▸ **GIVEN INSTRUCTION**: Repeat the records verbatim and leave the pictures out of your copy.
___
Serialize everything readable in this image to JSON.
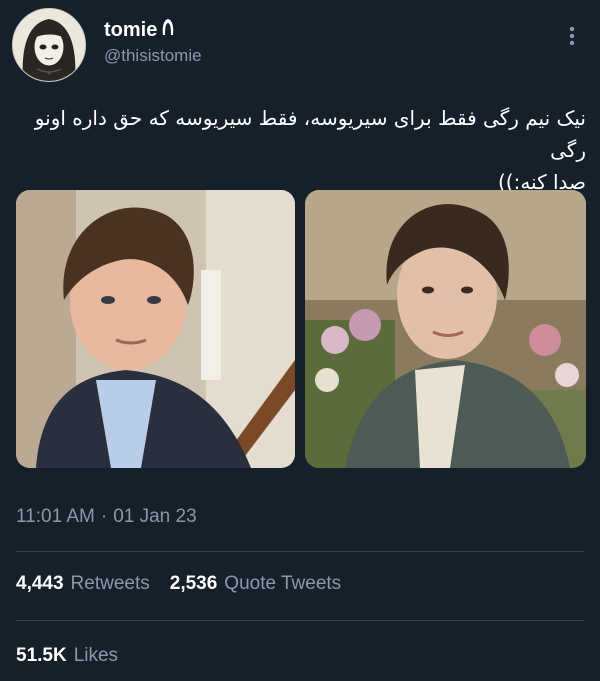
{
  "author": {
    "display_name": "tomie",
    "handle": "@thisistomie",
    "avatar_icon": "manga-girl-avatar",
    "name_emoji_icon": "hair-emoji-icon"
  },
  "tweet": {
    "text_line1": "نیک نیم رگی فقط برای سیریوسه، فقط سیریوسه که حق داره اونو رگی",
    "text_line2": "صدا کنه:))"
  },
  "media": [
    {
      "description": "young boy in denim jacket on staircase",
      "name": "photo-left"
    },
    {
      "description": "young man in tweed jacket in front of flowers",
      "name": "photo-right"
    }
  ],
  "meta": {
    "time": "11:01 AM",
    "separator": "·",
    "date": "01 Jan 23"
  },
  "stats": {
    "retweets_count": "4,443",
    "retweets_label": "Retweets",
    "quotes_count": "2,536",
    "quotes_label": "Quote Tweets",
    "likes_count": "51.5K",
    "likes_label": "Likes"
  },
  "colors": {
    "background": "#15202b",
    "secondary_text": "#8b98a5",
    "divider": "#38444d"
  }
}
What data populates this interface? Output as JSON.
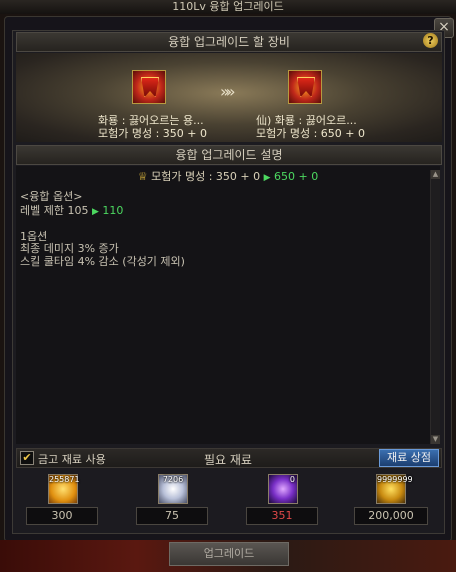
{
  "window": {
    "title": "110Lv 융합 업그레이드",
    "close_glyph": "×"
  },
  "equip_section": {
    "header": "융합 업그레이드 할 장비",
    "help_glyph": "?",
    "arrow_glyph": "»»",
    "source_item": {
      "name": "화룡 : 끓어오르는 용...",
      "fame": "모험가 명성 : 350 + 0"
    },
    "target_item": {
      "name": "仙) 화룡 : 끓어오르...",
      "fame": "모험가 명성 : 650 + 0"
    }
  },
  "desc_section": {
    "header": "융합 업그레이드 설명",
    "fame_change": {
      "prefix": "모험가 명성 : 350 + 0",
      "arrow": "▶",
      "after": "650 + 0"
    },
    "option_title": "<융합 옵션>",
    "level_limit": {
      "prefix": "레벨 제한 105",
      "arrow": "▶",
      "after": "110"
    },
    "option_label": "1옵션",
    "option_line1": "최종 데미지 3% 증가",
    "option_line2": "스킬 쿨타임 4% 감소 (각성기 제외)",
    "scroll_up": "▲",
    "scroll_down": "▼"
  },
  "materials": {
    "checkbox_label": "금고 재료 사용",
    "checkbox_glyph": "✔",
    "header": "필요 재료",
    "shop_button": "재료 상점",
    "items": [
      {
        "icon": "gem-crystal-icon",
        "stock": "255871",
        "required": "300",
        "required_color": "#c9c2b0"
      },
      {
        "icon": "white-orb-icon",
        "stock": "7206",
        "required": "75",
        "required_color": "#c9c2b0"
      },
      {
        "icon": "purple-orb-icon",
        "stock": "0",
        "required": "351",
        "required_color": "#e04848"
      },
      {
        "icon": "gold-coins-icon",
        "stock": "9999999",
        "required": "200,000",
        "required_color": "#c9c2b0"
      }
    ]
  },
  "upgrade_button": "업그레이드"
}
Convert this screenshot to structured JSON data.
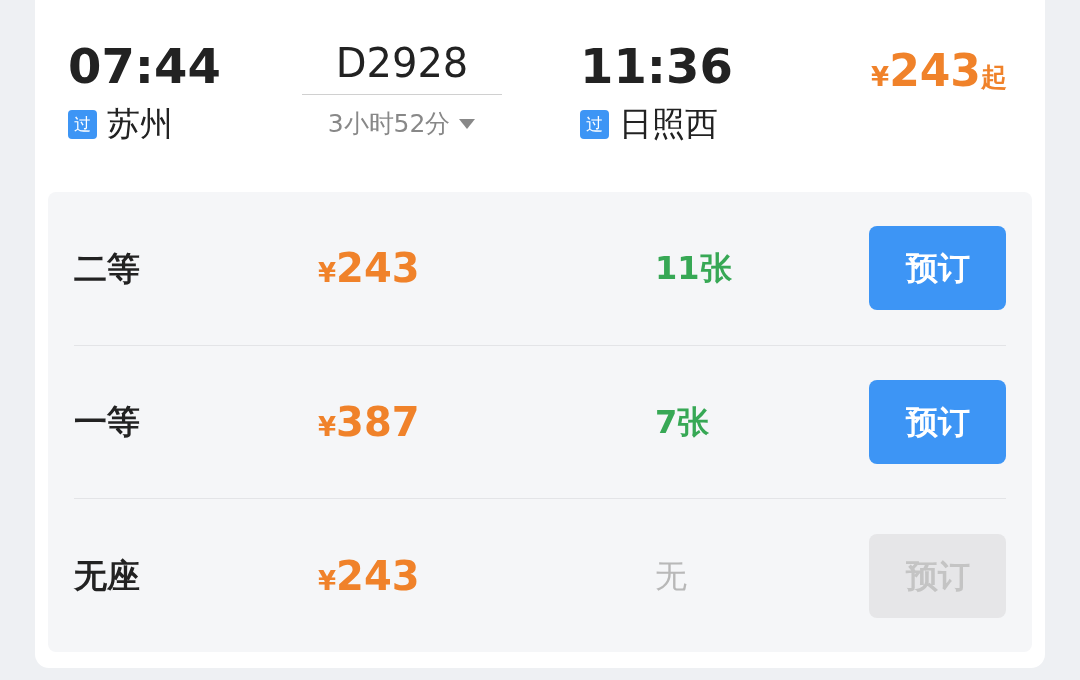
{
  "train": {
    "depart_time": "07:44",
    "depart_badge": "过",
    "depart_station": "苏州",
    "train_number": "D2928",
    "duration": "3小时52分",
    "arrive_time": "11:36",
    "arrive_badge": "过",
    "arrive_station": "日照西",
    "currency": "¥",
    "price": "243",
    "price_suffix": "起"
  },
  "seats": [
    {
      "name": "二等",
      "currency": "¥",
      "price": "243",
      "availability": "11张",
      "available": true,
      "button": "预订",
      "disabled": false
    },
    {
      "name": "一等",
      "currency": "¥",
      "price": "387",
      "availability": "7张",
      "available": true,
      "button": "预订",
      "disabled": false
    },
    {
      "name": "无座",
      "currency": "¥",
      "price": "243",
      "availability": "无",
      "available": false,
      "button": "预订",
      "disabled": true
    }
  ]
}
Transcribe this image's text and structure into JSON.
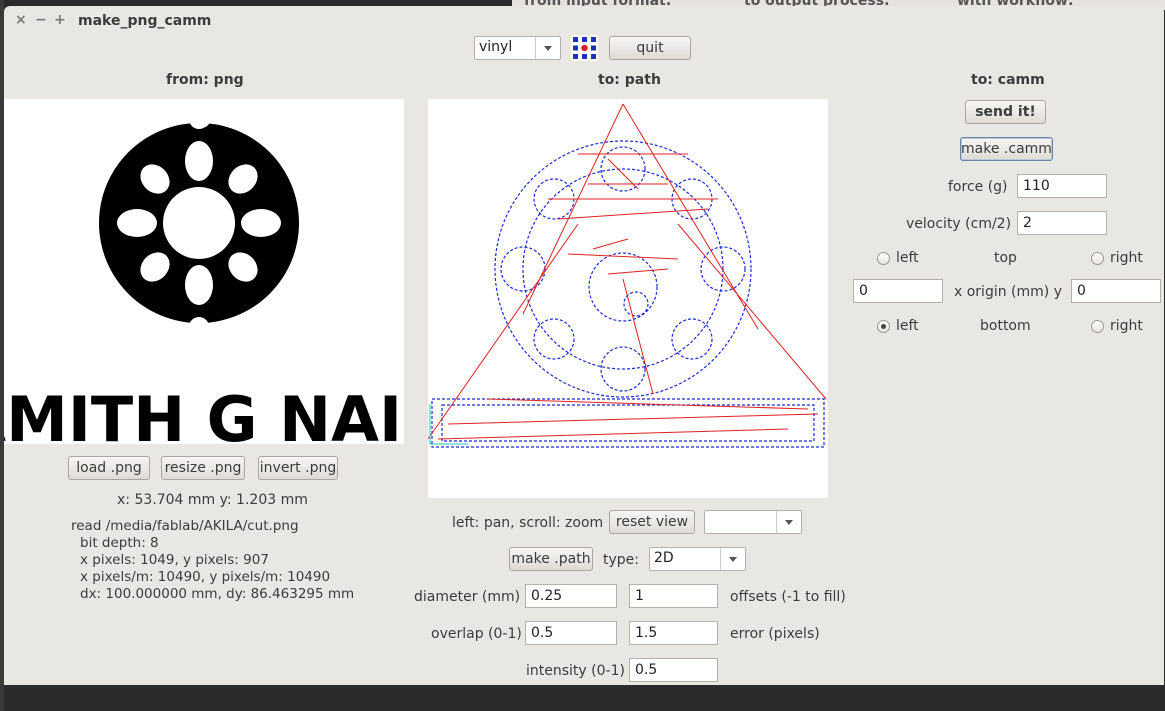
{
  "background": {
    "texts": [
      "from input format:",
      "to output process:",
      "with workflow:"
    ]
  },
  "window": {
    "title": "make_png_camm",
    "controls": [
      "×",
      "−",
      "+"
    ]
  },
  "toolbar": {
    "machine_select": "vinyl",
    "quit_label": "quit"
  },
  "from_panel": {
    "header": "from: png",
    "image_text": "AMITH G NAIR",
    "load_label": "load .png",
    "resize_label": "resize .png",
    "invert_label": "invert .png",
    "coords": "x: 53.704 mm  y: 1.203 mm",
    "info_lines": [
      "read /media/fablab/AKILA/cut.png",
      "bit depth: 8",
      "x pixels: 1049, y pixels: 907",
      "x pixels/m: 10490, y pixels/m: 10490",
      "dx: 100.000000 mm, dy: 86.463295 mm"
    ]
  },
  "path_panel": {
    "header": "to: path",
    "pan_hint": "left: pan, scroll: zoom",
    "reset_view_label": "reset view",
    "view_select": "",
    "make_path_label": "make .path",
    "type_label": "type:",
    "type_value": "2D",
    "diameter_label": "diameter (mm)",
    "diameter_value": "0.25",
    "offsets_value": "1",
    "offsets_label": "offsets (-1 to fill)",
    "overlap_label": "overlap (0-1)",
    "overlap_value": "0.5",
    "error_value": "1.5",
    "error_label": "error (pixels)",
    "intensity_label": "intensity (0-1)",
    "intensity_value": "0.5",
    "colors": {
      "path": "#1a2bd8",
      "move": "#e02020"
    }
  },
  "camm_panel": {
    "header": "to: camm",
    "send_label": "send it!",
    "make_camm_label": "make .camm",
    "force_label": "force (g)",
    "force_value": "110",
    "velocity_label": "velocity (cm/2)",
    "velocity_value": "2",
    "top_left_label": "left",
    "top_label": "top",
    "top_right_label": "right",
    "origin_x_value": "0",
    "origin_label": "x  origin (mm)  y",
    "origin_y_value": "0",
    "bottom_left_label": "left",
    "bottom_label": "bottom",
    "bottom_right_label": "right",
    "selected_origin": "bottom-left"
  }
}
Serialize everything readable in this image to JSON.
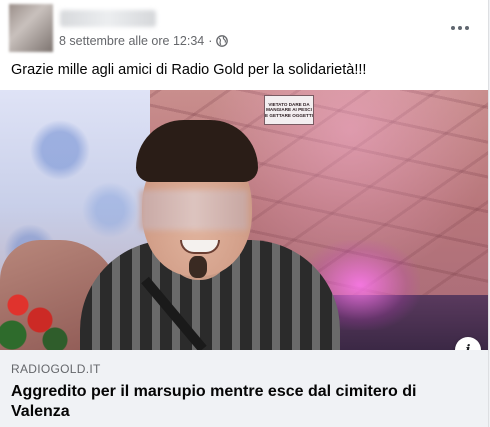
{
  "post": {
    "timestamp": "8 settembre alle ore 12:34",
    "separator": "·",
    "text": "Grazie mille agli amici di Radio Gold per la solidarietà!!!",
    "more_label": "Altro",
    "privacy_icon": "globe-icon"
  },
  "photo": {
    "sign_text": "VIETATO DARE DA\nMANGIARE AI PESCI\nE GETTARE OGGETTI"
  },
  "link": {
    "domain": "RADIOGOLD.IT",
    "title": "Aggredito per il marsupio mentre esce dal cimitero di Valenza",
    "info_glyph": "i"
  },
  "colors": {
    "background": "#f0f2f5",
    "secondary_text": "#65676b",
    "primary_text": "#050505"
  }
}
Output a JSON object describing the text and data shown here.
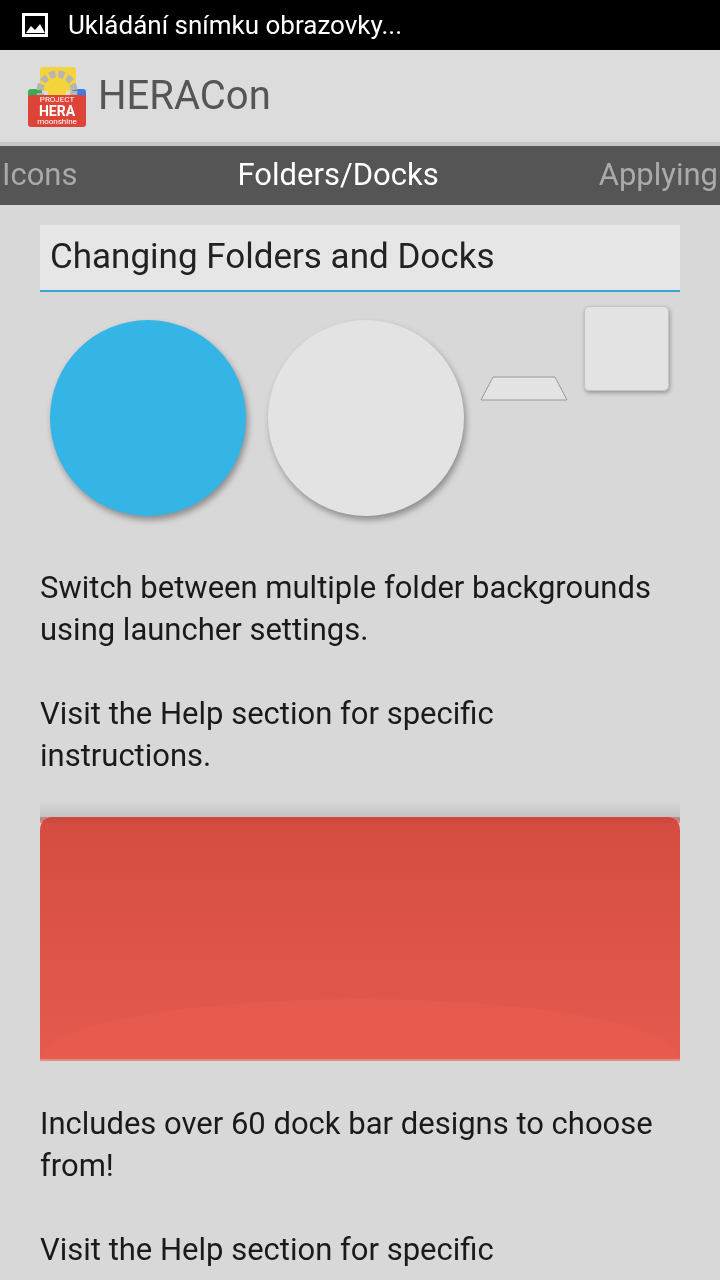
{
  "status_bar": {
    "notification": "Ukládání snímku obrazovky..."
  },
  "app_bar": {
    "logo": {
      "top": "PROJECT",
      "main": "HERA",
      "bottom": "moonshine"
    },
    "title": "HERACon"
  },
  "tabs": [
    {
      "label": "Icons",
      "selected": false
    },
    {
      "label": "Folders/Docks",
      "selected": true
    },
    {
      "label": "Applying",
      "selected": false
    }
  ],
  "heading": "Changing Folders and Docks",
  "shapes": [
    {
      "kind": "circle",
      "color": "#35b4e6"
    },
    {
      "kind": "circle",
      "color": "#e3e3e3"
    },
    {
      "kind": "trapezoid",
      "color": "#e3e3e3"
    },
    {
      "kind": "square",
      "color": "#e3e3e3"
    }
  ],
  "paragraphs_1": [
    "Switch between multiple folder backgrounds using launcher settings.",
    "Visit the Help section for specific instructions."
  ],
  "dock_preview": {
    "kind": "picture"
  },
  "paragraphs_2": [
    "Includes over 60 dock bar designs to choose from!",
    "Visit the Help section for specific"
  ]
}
___
▸ **IN RESPONSE**:
Serialize everything readable in this image to JSON.
{
  "author": {
    "display_name": "tomie",
    "handle": "@thisistomie",
    "avatar_icon": "manga-girl-avatar",
    "name_emoji_icon": "hair-emoji-icon"
  },
  "tweet": {
    "text_line1": "نیک نیم رگی فقط برای سیریوسه، فقط سیریوسه که حق داره اونو رگی",
    "text_line2": "صدا کنه:))"
  },
  "media": [
    {
      "description": "young boy in denim jacket on staircase",
      "name": "photo-left"
    },
    {
      "description": "young man in tweed jacket in front of flowers",
      "name": "photo-right"
    }
  ],
  "meta": {
    "time": "11:01 AM",
    "separator": "·",
    "date": "01 Jan 23"
  },
  "stats": {
    "retweets_count": "4,443",
    "retweets_label": "Retweets",
    "quotes_count": "2,536",
    "quotes_label": "Quote Tweets",
    "likes_count": "51.5K",
    "likes_label": "Likes"
  },
  "colors": {
    "background": "#15202b",
    "secondary_text": "#8b98a5",
    "divider": "#38444d"
  }
}
What data populates this interface? Output as JSON.
{
  "window": {
    "title": "110Lv 융합 업그레이드",
    "close_glyph": "×"
  },
  "equip_section": {
    "header": "융합 업그레이드 할 장비",
    "help_glyph": "?",
    "arrow_glyph": "»»",
    "source_item": {
      "name": "화룡 : 끓어오르는 용...",
      "fame": "모험가 명성 : 350 + 0"
    },
    "target_item": {
      "name": "仙) 화룡 : 끓어오르...",
      "fame": "모험가 명성 : 650 + 0"
    }
  },
  "desc_section": {
    "header": "융합 업그레이드 설명",
    "fame_change": {
      "prefix": "모험가 명성 : 350 + 0",
      "arrow": "▶",
      "after": "650 + 0"
    },
    "option_title": "<융합 옵션>",
    "level_limit": {
      "prefix": "레벨 제한 105",
      "arrow": "▶",
      "after": "110"
    },
    "option_label": "1옵션",
    "option_line1": "최종 데미지 3% 증가",
    "option_line2": "스킬 쿨타임 4% 감소 (각성기 제외)",
    "scroll_up": "▲",
    "scroll_down": "▼"
  },
  "materials": {
    "checkbox_label": "금고 재료 사용",
    "checkbox_glyph": "✔",
    "header": "필요 재료",
    "shop_button": "재료 상점",
    "items": [
      {
        "icon": "gem-crystal-icon",
        "stock": "255871",
        "required": "300",
        "required_color": "#c9c2b0"
      },
      {
        "icon": "white-orb-icon",
        "stock": "7206",
        "required": "75",
        "required_color": "#c9c2b0"
      },
      {
        "icon": "purple-orb-icon",
        "stock": "0",
        "required": "351",
        "required_color": "#e04848"
      },
      {
        "icon": "gold-coins-icon",
        "stock": "9999999",
        "required": "200,000",
        "required_color": "#c9c2b0"
      }
    ]
  },
  "upgrade_button": "업그레이드"
}
Convert this screenshot to structured JSON data.
{
  "train": {
    "depart_time": "07:44",
    "depart_badge": "过",
    "depart_station": "苏州",
    "train_number": "D2928",
    "duration": "3小时52分",
    "arrive_time": "11:36",
    "arrive_badge": "过",
    "arrive_station": "日照西",
    "currency": "¥",
    "price": "243",
    "price_suffix": "起"
  },
  "seats": [
    {
      "name": "二等",
      "currency": "¥",
      "price": "243",
      "availability": "11张",
      "available": true,
      "button": "预订",
      "disabled": false
    },
    {
      "name": "一等",
      "currency": "¥",
      "price": "387",
      "availability": "7张",
      "available": true,
      "button": "预订",
      "disabled": false
    },
    {
      "name": "无座",
      "currency": "¥",
      "price": "243",
      "availability": "无",
      "available": false,
      "button": "预订",
      "disabled": true
    }
  ]
}
Transcribe this image's text and structure into JSON.
{
  "background": {
    "texts": [
      "from input format:",
      "to output process:",
      "with workflow:"
    ]
  },
  "window": {
    "title": "make_png_camm",
    "controls": [
      "×",
      "−",
      "+"
    ]
  },
  "toolbar": {
    "machine_select": "vinyl",
    "quit_label": "quit"
  },
  "from_panel": {
    "header": "from: png",
    "image_text": "AMITH G NAIR",
    "load_label": "load .png",
    "resize_label": "resize .png",
    "invert_label": "invert .png",
    "coords": "x: 53.704 mm  y: 1.203 mm",
    "info_lines": [
      "read /media/fablab/AKILA/cut.png",
      "bit depth: 8",
      "x pixels: 1049, y pixels: 907",
      "x pixels/m: 10490, y pixels/m: 10490",
      "dx: 100.000000 mm, dy: 86.463295 mm"
    ]
  },
  "path_panel": {
    "header": "to: path",
    "pan_hint": "left: pan, scroll: zoom",
    "reset_view_label": "reset view",
    "view_select": "",
    "make_path_label": "make .path",
    "type_label": "type:",
    "type_value": "2D",
    "diameter_label": "diameter (mm)",
    "diameter_value": "0.25",
    "offsets_value": "1",
    "offsets_label": "offsets (-1 to fill)",
    "overlap_label": "overlap (0-1)",
    "overlap_value": "0.5",
    "error_value": "1.5",
    "error_label": "error (pixels)",
    "intensity_label": "intensity (0-1)",
    "intensity_value": "0.5",
    "colors": {
      "path": "#1a2bd8",
      "move": "#e02020"
    }
  },
  "camm_panel": {
    "header": "to: camm",
    "send_label": "send it!",
    "make_camm_label": "make .camm",
    "force_label": "force (g)",
    "force_value": "110",
    "velocity_label": "velocity (cm/2)",
    "velocity_value": "2",
    "top_left_label": "left",
    "top_label": "top",
    "top_right_label": "right",
    "origin_x_value": "0",
    "origin_label": "x  origin (mm)  y",
    "origin_y_value": "0",
    "bottom_left_label": "left",
    "bottom_label": "bottom",
    "bottom_right_label": "right",
    "selected_origin": "bottom-left"
  }
}
Serialize everything readable in this image to JSON.
{
  "post": {
    "timestamp": "8 settembre alle ore 12:34",
    "separator": "·",
    "text": "Grazie mille agli amici di Radio Gold per la solidarietà!!!",
    "more_label": "Altro",
    "privacy_icon": "globe-icon"
  },
  "photo": {
    "sign_text": "VIETATO DARE DA\nMANGIARE AI PESCI\nE GETTARE OGGETTI"
  },
  "link": {
    "domain": "RADIOGOLD.IT",
    "title": "Aggredito per il marsupio mentre esce dal cimitero di Valenza",
    "info_glyph": "i"
  },
  "colors": {
    "background": "#f0f2f5",
    "secondary_text": "#65676b",
    "primary_text": "#050505"
  }
}
Output a JSON object describing the text and data shown here.
{
  "status_bar": {
    "notification": "Ukládání snímku obrazovky..."
  },
  "app_bar": {
    "logo": {
      "top": "PROJECT",
      "main": "HERA",
      "bottom": "moonshine"
    },
    "title": "HERACon"
  },
  "tabs": [
    {
      "label": "Icons",
      "selected": false
    },
    {
      "label": "Folders/Docks",
      "selected": true
    },
    {
      "label": "Applying",
      "selected": false
    }
  ],
  "heading": "Changing Folders and Docks",
  "shapes": [
    {
      "kind": "circle",
      "color": "#35b4e6"
    },
    {
      "kind": "circle",
      "color": "#e3e3e3"
    },
    {
      "kind": "trapezoid",
      "color": "#e3e3e3"
    },
    {
      "kind": "square",
      "color": "#e3e3e3"
    }
  ],
  "paragraphs_1": [
    "Switch between multiple folder backgrounds using launcher settings.",
    "Visit the Help section for specific instructions."
  ],
  "dock_preview": {
    "kind": "picture"
  },
  "paragraphs_2": [
    "Includes over 60 dock bar designs to choose from!",
    "Visit the Help section for specific"
  ]
}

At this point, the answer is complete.